### Given data ###

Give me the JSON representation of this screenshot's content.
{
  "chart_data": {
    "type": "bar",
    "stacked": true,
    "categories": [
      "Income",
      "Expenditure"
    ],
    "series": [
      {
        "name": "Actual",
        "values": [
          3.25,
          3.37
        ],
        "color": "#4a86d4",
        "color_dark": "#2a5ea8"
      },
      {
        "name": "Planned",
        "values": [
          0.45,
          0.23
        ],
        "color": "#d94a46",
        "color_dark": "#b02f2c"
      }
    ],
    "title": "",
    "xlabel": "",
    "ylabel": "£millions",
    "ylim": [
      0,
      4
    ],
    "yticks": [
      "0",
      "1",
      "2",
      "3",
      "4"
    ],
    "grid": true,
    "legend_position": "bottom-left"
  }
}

###

» **Brief**
Repeat the records above exactly as they appear.

» **The completed task**
Give me the JSON representation of this screenshot's content.
{
  "chart_data": {
    "type": "bar",
    "stacked": true,
    "categories": [
      "Income",
      "Expenditure"
    ],
    "series": [
      {
        "name": "Actual",
        "values": [
          3.25,
          3.37
        ],
        "color": "#4a86d4",
        "color_dark": "#2a5ea8"
      },
      {
        "name": "Planned",
        "values": [
          0.45,
          0.23
        ],
        "color": "#d94a46",
        "color_dark": "#b02f2c"
      }
    ],
    "title": "",
    "xlabel": "",
    "ylabel": "£millions",
    "ylim": [
      0,
      4
    ],
    "yticks": [
      "0",
      "1",
      "2",
      "3",
      "4"
    ],
    "grid": true,
    "legend_position": "bottom-left"
  }
}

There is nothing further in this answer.